Job →
Please copy all the lines that follow, word for word.

::: Provided records

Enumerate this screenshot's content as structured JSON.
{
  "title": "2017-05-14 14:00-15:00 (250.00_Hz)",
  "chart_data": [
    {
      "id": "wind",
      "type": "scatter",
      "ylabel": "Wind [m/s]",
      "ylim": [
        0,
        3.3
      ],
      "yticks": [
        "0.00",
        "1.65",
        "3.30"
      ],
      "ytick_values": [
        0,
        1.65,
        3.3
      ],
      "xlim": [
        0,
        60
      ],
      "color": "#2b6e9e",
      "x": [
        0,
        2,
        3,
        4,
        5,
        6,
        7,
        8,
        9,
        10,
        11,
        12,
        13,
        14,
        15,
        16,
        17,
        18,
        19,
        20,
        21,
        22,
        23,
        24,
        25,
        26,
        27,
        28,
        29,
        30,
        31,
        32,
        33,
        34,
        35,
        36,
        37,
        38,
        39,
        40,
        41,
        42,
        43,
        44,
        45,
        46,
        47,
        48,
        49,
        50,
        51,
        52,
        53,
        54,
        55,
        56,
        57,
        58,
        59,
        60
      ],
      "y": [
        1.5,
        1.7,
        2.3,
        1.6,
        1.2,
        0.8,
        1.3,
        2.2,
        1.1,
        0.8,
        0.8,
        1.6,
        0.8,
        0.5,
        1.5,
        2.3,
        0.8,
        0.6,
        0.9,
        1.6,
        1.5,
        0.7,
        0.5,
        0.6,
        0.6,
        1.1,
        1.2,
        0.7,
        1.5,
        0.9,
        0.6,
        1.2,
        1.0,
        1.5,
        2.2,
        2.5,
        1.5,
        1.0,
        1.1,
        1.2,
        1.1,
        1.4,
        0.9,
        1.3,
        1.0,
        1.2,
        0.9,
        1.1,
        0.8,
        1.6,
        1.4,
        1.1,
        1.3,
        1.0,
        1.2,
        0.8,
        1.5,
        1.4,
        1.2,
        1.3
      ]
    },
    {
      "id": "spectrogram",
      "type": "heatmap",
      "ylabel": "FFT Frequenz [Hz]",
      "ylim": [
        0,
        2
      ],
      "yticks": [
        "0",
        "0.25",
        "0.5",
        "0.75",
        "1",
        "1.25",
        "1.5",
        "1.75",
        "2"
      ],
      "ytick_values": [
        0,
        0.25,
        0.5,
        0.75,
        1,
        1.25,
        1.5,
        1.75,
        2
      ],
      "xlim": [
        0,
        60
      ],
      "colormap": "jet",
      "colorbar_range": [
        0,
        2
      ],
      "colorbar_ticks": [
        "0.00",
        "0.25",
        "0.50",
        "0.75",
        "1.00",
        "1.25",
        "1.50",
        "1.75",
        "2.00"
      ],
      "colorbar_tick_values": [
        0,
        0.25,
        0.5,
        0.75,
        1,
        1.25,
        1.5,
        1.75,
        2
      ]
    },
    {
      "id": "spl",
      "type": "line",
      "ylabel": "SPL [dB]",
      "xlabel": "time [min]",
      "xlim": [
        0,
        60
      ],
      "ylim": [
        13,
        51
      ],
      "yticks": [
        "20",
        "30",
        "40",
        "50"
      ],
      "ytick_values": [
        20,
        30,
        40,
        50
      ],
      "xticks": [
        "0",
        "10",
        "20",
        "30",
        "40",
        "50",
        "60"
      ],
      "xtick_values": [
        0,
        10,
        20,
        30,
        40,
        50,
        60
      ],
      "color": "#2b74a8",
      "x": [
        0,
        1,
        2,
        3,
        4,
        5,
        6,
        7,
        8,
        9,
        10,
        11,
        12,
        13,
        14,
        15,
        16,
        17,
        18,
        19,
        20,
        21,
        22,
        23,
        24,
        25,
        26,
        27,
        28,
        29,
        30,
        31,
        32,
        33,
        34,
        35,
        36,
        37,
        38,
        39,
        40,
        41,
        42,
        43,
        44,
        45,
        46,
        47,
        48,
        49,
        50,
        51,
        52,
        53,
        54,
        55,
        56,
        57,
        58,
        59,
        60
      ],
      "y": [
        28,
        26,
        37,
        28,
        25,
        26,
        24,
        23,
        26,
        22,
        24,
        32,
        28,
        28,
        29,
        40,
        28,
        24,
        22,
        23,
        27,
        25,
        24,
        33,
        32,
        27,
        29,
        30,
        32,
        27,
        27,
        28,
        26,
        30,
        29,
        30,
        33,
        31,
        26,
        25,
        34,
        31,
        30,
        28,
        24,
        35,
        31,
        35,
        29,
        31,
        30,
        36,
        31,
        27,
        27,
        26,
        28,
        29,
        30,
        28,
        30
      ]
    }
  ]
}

::::::

Answer to this exercise →
Enumerate this screenshot's content as structured JSON.
{
  "title": "2017-05-14 14:00-15:00 (250.00_Hz)",
  "chart_data": [
    {
      "id": "wind",
      "type": "scatter",
      "ylabel": "Wind [m/s]",
      "ylim": [
        0,
        3.3
      ],
      "yticks": [
        "0.00",
        "1.65",
        "3.30"
      ],
      "ytick_values": [
        0,
        1.65,
        3.3
      ],
      "xlim": [
        0,
        60
      ],
      "color": "#2b6e9e",
      "x": [
        0,
        2,
        3,
        4,
        5,
        6,
        7,
        8,
        9,
        10,
        11,
        12,
        13,
        14,
        15,
        16,
        17,
        18,
        19,
        20,
        21,
        22,
        23,
        24,
        25,
        26,
        27,
        28,
        29,
        30,
        31,
        32,
        33,
        34,
        35,
        36,
        37,
        38,
        39,
        40,
        41,
        42,
        43,
        44,
        45,
        46,
        47,
        48,
        49,
        50,
        51,
        52,
        53,
        54,
        55,
        56,
        57,
        58,
        59,
        60
      ],
      "y": [
        1.5,
        1.7,
        2.3,
        1.6,
        1.2,
        0.8,
        1.3,
        2.2,
        1.1,
        0.8,
        0.8,
        1.6,
        0.8,
        0.5,
        1.5,
        2.3,
        0.8,
        0.6,
        0.9,
        1.6,
        1.5,
        0.7,
        0.5,
        0.6,
        0.6,
        1.1,
        1.2,
        0.7,
        1.5,
        0.9,
        0.6,
        1.2,
        1.0,
        1.5,
        2.2,
        2.5,
        1.5,
        1.0,
        1.1,
        1.2,
        1.1,
        1.4,
        0.9,
        1.3,
        1.0,
        1.2,
        0.9,
        1.1,
        0.8,
        1.6,
        1.4,
        1.1,
        1.3,
        1.0,
        1.2,
        0.8,
        1.5,
        1.4,
        1.2,
        1.3
      ]
    },
    {
      "id": "spectrogram",
      "type": "heatmap",
      "ylabel": "FFT Frequenz [Hz]",
      "ylim": [
        0,
        2
      ],
      "yticks": [
        "0",
        "0.25",
        "0.5",
        "0.75",
        "1",
        "1.25",
        "1.5",
        "1.75",
        "2"
      ],
      "ytick_values": [
        0,
        0.25,
        0.5,
        0.75,
        1,
        1.25,
        1.5,
        1.75,
        2
      ],
      "xlim": [
        0,
        60
      ],
      "colormap": "jet",
      "colorbar_range": [
        0,
        2
      ],
      "colorbar_ticks": [
        "0.00",
        "0.25",
        "0.50",
        "0.75",
        "1.00",
        "1.25",
        "1.50",
        "1.75",
        "2.00"
      ],
      "colorbar_tick_values": [
        0,
        0.25,
        0.5,
        0.75,
        1,
        1.25,
        1.5,
        1.75,
        2
      ]
    },
    {
      "id": "spl",
      "type": "line",
      "ylabel": "SPL [dB]",
      "xlabel": "time [min]",
      "xlim": [
        0,
        60
      ],
      "ylim": [
        13,
        51
      ],
      "yticks": [
        "20",
        "30",
        "40",
        "50"
      ],
      "ytick_values": [
        20,
        30,
        40,
        50
      ],
      "xticks": [
        "0",
        "10",
        "20",
        "30",
        "40",
        "50",
        "60"
      ],
      "xtick_values": [
        0,
        10,
        20,
        30,
        40,
        50,
        60
      ],
      "color": "#2b74a8",
      "x": [
        0,
        1,
        2,
        3,
        4,
        5,
        6,
        7,
        8,
        9,
        10,
        11,
        12,
        13,
        14,
        15,
        16,
        17,
        18,
        19,
        20,
        21,
        22,
        23,
        24,
        25,
        26,
        27,
        28,
        29,
        30,
        31,
        32,
        33,
        34,
        35,
        36,
        37,
        38,
        39,
        40,
        41,
        42,
        43,
        44,
        45,
        46,
        47,
        48,
        49,
        50,
        51,
        52,
        53,
        54,
        55,
        56,
        57,
        58,
        59,
        60
      ],
      "y": [
        28,
        26,
        37,
        28,
        25,
        26,
        24,
        23,
        26,
        22,
        24,
        32,
        28,
        28,
        29,
        40,
        28,
        24,
        22,
        23,
        27,
        25,
        24,
        33,
        32,
        27,
        29,
        30,
        32,
        27,
        27,
        28,
        26,
        30,
        29,
        30,
        33,
        31,
        26,
        25,
        34,
        31,
        30,
        28,
        24,
        35,
        31,
        35,
        29,
        31,
        30,
        36,
        31,
        27,
        27,
        26,
        28,
        29,
        30,
        28,
        30
      ]
    }
  ]
}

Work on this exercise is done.